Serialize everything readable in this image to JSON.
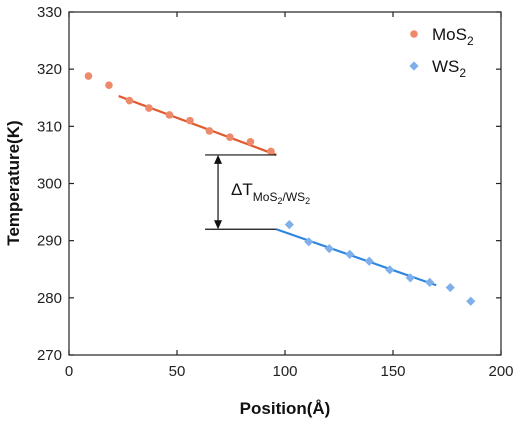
{
  "chart_data": {
    "type": "scatter",
    "xlabel": "Position(Å)",
    "ylabel": "Temperature(K)",
    "xlim": [
      0,
      200
    ],
    "ylim": [
      270,
      330
    ],
    "xticks": [
      0,
      50,
      100,
      150,
      200
    ],
    "yticks": [
      270,
      280,
      290,
      300,
      310,
      320,
      330
    ],
    "legend_position": "top-right",
    "series": [
      {
        "name": "MoS",
        "name_subscript": "2",
        "marker": "circle",
        "color": "#ec8a6b",
        "x": [
          9,
          18.5,
          28,
          37,
          46.5,
          56,
          65,
          74.5,
          84,
          93.5
        ],
        "y": [
          318.8,
          317.2,
          314.5,
          313.2,
          312.0,
          311.0,
          309.2,
          308.1,
          307.3,
          305.6
        ]
      },
      {
        "name": "WS",
        "name_subscript": "2",
        "marker": "diamond",
        "color": "#7fb0ea",
        "x": [
          102,
          111,
          120.5,
          130,
          139,
          148.5,
          158,
          167,
          176.5,
          186
        ],
        "y": [
          292.8,
          289.8,
          288.6,
          287.6,
          286.4,
          284.9,
          283.5,
          282.7,
          281.8,
          279.4
        ]
      }
    ],
    "fit_lines": [
      {
        "series": "MoS2",
        "color": "#e15a2e",
        "x": [
          23,
          96
        ],
        "y": [
          315.3,
          305.0
        ]
      },
      {
        "series": "WS2",
        "color": "#2f86e0",
        "x": [
          96,
          170
        ],
        "y": [
          292.0,
          282.2
        ]
      }
    ],
    "annotation": {
      "prefix": "ΔT",
      "sub_part1": "MoS",
      "sub_part1_sub": "2",
      "sub_part2": "/WS",
      "sub_part2_sub": "2",
      "hline_x": [
        63,
        96
      ],
      "upper_y": 305,
      "lower_y": 292,
      "arrow_x": 69
    }
  }
}
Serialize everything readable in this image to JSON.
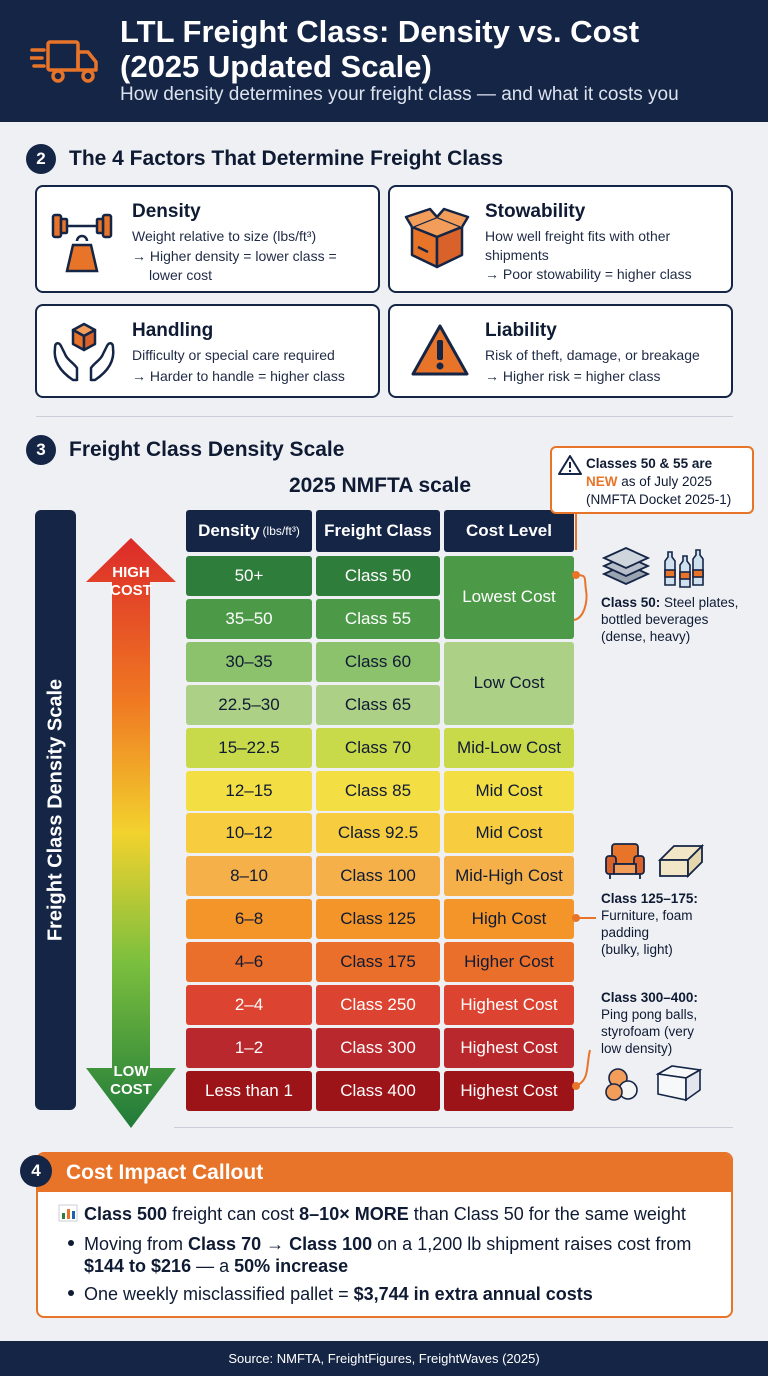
{
  "header": {
    "title_line1": "LTL Freight Class: Density vs. Cost",
    "title_line2": "(2025 Updated Scale)",
    "subtitle": "How density determines your freight class — and what it costs you"
  },
  "section2": {
    "number": "2",
    "title": "The 4 Factors That Determine Freight Class",
    "factors": [
      {
        "title": "Density",
        "icon": "weight-icon",
        "desc": "Weight relative to size (lbs/ft³)",
        "rule_line1": "→ Higher density = lower class =",
        "rule_line2": "lower cost"
      },
      {
        "title": "Stowability",
        "icon": "box-icon",
        "desc_line1": "How well freight fits with other",
        "desc_line2": "shipments",
        "rule": "→ Poor stowability = higher class"
      },
      {
        "title": "Handling",
        "icon": "hands-box-icon",
        "desc": "Difficulty or special care required",
        "rule": "→ Harder to handle = higher class"
      },
      {
        "title": "Liability",
        "icon": "warning-icon",
        "desc": "Risk of theft, damage, or breakage",
        "rule": "→ Higher risk = higher class"
      }
    ]
  },
  "section3": {
    "number": "3",
    "title": "Freight Class Density Scale",
    "vertical_label": "Freight Class Density Scale",
    "arrow_top_line1": "HIGH",
    "arrow_top_line2": "COST",
    "arrow_bottom_line1": "LOW",
    "arrow_bottom_line2": "COST",
    "note": {
      "line1": "Classes 50 & 55 are",
      "new_word": "NEW",
      "line2_rest": " as of July 2025",
      "line3": "(NMFTA Docket 2025-1)"
    },
    "side_notes": {
      "dense_title": "Class 50:",
      "dense_text1": " Steel plates,",
      "dense_text2": "bottled beverages",
      "dense_text3": "(dense, heavy)",
      "bulky_title": "Class 125–175:",
      "bulky_text1": "Furniture, foam",
      "bulky_text2": "padding",
      "bulky_text3": "(bulky, light)",
      "light_title": "Class 300–400:",
      "light_text1": "Ping pong balls,",
      "light_text2": "styrofoam (very",
      "light_text3": "low density)"
    }
  },
  "chart_data": {
    "type": "table",
    "title": "2025 NMFTA scale",
    "columns": [
      "Density",
      "Freight Class",
      "Cost Level"
    ],
    "density_unit": "(lbs/ft³)",
    "rows": [
      {
        "density": "50+",
        "class": "Class 50",
        "cost": "Lowest Cost",
        "color": "#2f7d3b",
        "text": "#ffffff"
      },
      {
        "density": "35–50",
        "class": "Class 55",
        "cost": "Lowest Cost",
        "color": "#4c9a48",
        "text": "#ffffff"
      },
      {
        "density": "30–35",
        "class": "Class 60",
        "cost": "Low Cost",
        "color": "#8cc26c",
        "text": "#0f1a33"
      },
      {
        "density": "22.5–30",
        "class": "Class 65",
        "cost": "Low Cost",
        "color": "#acd186",
        "text": "#0f1a33"
      },
      {
        "density": "15–22.5",
        "class": "Class 70",
        "cost": "Mid-Low Cost",
        "color": "#c8d94a",
        "text": "#0f1a33"
      },
      {
        "density": "12–15",
        "class": "Class 85",
        "cost": "Mid Cost",
        "color": "#f3de44",
        "text": "#0f1a33"
      },
      {
        "density": "10–12",
        "class": "Class 92.5",
        "cost": "Mid Cost",
        "color": "#f7cc3e",
        "text": "#0f1a33"
      },
      {
        "density": "8–10",
        "class": "Class 100",
        "cost": "Mid-High Cost",
        "color": "#f5b04a",
        "text": "#0f1a33"
      },
      {
        "density": "6–8",
        "class": "Class 125",
        "cost": "High Cost",
        "color": "#f39528",
        "text": "#0f1a33"
      },
      {
        "density": "4–6",
        "class": "Class 175",
        "cost": "Higher Cost",
        "color": "#ea6f2a",
        "text": "#0f1a33"
      },
      {
        "density": "2–4",
        "class": "Class 250",
        "cost": "Highest Cost",
        "color": "#dc4330",
        "text": "#ffffff"
      },
      {
        "density": "1–2",
        "class": "Class 300",
        "cost": "Highest Cost",
        "color": "#b9282c",
        "text": "#ffffff"
      },
      {
        "density": "Less than 1",
        "class": "Class 400",
        "cost": "Highest Cost",
        "color": "#9c1418",
        "text": "#ffffff"
      }
    ]
  },
  "section4": {
    "number": "4",
    "title": "Cost Impact Callout",
    "line1_a": "Class 500",
    "line1_b": " freight can cost ",
    "line1_c": "8–10× MORE",
    "line1_d": " than Class 50 for the same weight",
    "line2_a": "Moving from ",
    "line2_b": "Class 70 → Class 100",
    "line2_c": " on a 1,200 lb shipment raises cost from",
    "line2_d": "$144 to $216",
    "line2_e": " — a ",
    "line2_f": "50% increase",
    "line3_a": "One weekly misclassified pallet = ",
    "line3_b": "$3,744 in extra annual costs"
  },
  "footer": {
    "text": "Source: NMFTA, FreightFigures, FreightWaves (2025)"
  },
  "colors": {
    "navy": "#152546",
    "orange": "#e8742a",
    "background": "#eef0f4"
  }
}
# # # # # # #
Repeat the entries exactly. Pictures are excluded from the copy.

Serialize everything readable in this image to JSON.
{
  "chart_data": {
    "type": "scatter",
    "xlabel": "Position(Å)",
    "ylabel": "Temperature(K)",
    "xlim": [
      0,
      200
    ],
    "ylim": [
      270,
      330
    ],
    "xticks": [
      0,
      50,
      100,
      150,
      200
    ],
    "yticks": [
      270,
      280,
      290,
      300,
      310,
      320,
      330
    ],
    "legend_position": "top-right",
    "series": [
      {
        "name": "MoS",
        "name_subscript": "2",
        "marker": "circle",
        "color": "#ec8a6b",
        "x": [
          9,
          18.5,
          28,
          37,
          46.5,
          56,
          65,
          74.5,
          84,
          93.5
        ],
        "y": [
          318.8,
          317.2,
          314.5,
          313.2,
          312.0,
          311.0,
          309.2,
          308.1,
          307.3,
          305.6
        ]
      },
      {
        "name": "WS",
        "name_subscript": "2",
        "marker": "diamond",
        "color": "#7fb0ea",
        "x": [
          102,
          111,
          120.5,
          130,
          139,
          148.5,
          158,
          167,
          176.5,
          186
        ],
        "y": [
          292.8,
          289.8,
          288.6,
          287.6,
          286.4,
          284.9,
          283.5,
          282.7,
          281.8,
          279.4
        ]
      }
    ],
    "fit_lines": [
      {
        "series": "MoS2",
        "color": "#e15a2e",
        "x": [
          23,
          96
        ],
        "y": [
          315.3,
          305.0
        ]
      },
      {
        "series": "WS2",
        "color": "#2f86e0",
        "x": [
          96,
          170
        ],
        "y": [
          292.0,
          282.2
        ]
      }
    ],
    "annotation": {
      "prefix": "ΔT",
      "sub_part1": "MoS",
      "sub_part1_sub": "2",
      "sub_part2": "/WS",
      "sub_part2_sub": "2",
      "hline_x": [
        63,
        96
      ],
      "upper_y": 305,
      "lower_y": 292,
      "arrow_x": 69
    }
  }
}
Serialize everything readable in this image to JSON.
{
  "header": {
    "title_line1": "LTL Freight Class: Density vs. Cost",
    "title_line2": "(2025 Updated Scale)",
    "subtitle": "How density determines your freight class — and what it costs you"
  },
  "section2": {
    "number": "2",
    "title": "The 4 Factors That Determine Freight Class",
    "factors": [
      {
        "title": "Density",
        "icon": "weight-icon",
        "desc": "Weight relative to size (lbs/ft³)",
        "rule_line1": "→ Higher density = lower class =",
        "rule_line2": "lower cost"
      },
      {
        "title": "Stowability",
        "icon": "box-icon",
        "desc_line1": "How well freight fits with other",
        "desc_line2": "shipments",
        "rule": "→ Poor stowability = higher class"
      },
      {
        "title": "Handling",
        "icon": "hands-box-icon",
        "desc": "Difficulty or special care required",
        "rule": "→ Harder to handle = higher class"
      },
      {
        "title": "Liability",
        "icon": "warning-icon",
        "desc": "Risk of theft, damage, or breakage",
        "rule": "→ Higher risk = higher class"
      }
    ]
  },
  "section3": {
    "number": "3",
    "title": "Freight Class Density Scale",
    "vertical_label": "Freight Class Density Scale",
    "arrow_top_line1": "HIGH",
    "arrow_top_line2": "COST",
    "arrow_bottom_line1": "LOW",
    "arrow_bottom_line2": "COST",
    "note": {
      "line1": "Classes 50 & 55 are",
      "new_word": "NEW",
      "line2_rest": " as of July 2025",
      "line3": "(NMFTA Docket 2025-1)"
    },
    "side_notes": {
      "dense_title": "Class 50:",
      "dense_text1": " Steel plates,",
      "dense_text2": "bottled beverages",
      "dense_text3": "(dense, heavy)",
      "bulky_title": "Class 125–175:",
      "bulky_text1": "Furniture, foam",
      "bulky_text2": "padding",
      "bulky_text3": "(bulky, light)",
      "light_title": "Class 300–400:",
      "light_text1": "Ping pong balls,",
      "light_text2": "styrofoam (very",
      "light_text3": "low density)"
    }
  },
  "chart_data": {
    "type": "table",
    "title": "2025 NMFTA scale",
    "columns": [
      "Density",
      "Freight Class",
      "Cost Level"
    ],
    "density_unit": "(lbs/ft³)",
    "rows": [
      {
        "density": "50+",
        "class": "Class 50",
        "cost": "Lowest Cost",
        "color": "#2f7d3b",
        "text": "#ffffff"
      },
      {
        "density": "35–50",
        "class": "Class 55",
        "cost": "Lowest Cost",
        "color": "#4c9a48",
        "text": "#ffffff"
      },
      {
        "density": "30–35",
        "class": "Class 60",
        "cost": "Low Cost",
        "color": "#8cc26c",
        "text": "#0f1a33"
      },
      {
        "density": "22.5–30",
        "class": "Class 65",
        "cost": "Low Cost",
        "color": "#acd186",
        "text": "#0f1a33"
      },
      {
        "density": "15–22.5",
        "class": "Class 70",
        "cost": "Mid-Low Cost",
        "color": "#c8d94a",
        "text": "#0f1a33"
      },
      {
        "density": "12–15",
        "class": "Class 85",
        "cost": "Mid Cost",
        "color": "#f3de44",
        "text": "#0f1a33"
      },
      {
        "density": "10–12",
        "class": "Class 92.5",
        "cost": "Mid Cost",
        "color": "#f7cc3e",
        "text": "#0f1a33"
      },
      {
        "density": "8–10",
        "class": "Class 100",
        "cost": "Mid-High Cost",
        "color": "#f5b04a",
        "text": "#0f1a33"
      },
      {
        "density": "6–8",
        "class": "Class 125",
        "cost": "High Cost",
        "color": "#f39528",
        "text": "#0f1a33"
      },
      {
        "density": "4–6",
        "class": "Class 175",
        "cost": "Higher Cost",
        "color": "#ea6f2a",
        "text": "#0f1a33"
      },
      {
        "density": "2–4",
        "class": "Class 250",
        "cost": "Highest Cost",
        "color": "#dc4330",
        "text": "#ffffff"
      },
      {
        "density": "1–2",
        "class": "Class 300",
        "cost": "Highest Cost",
        "color": "#b9282c",
        "text": "#ffffff"
      },
      {
        "density": "Less than 1",
        "class": "Class 400",
        "cost": "Highest Cost",
        "color": "#9c1418",
        "text": "#ffffff"
      }
    ]
  },
  "section4": {
    "number": "4",
    "title": "Cost Impact Callout",
    "line1_a": "Class 500",
    "line1_b": " freight can cost ",
    "line1_c": "8–10× MORE",
    "line1_d": " than Class 50 for the same weight",
    "line2_a": "Moving from ",
    "line2_b": "Class 70 → Class 100",
    "line2_c": " on a 1,200 lb shipment raises cost from",
    "line2_d": "$144 to $216",
    "line2_e": " — a ",
    "line2_f": "50% increase",
    "line3_a": "One weekly misclassified pallet = ",
    "line3_b": "$3,744 in extra annual costs"
  },
  "footer": {
    "text": "Source: NMFTA, FreightFigures, FreightWaves (2025)"
  },
  "colors": {
    "navy": "#152546",
    "orange": "#e8742a",
    "background": "#eef0f4"
  }
}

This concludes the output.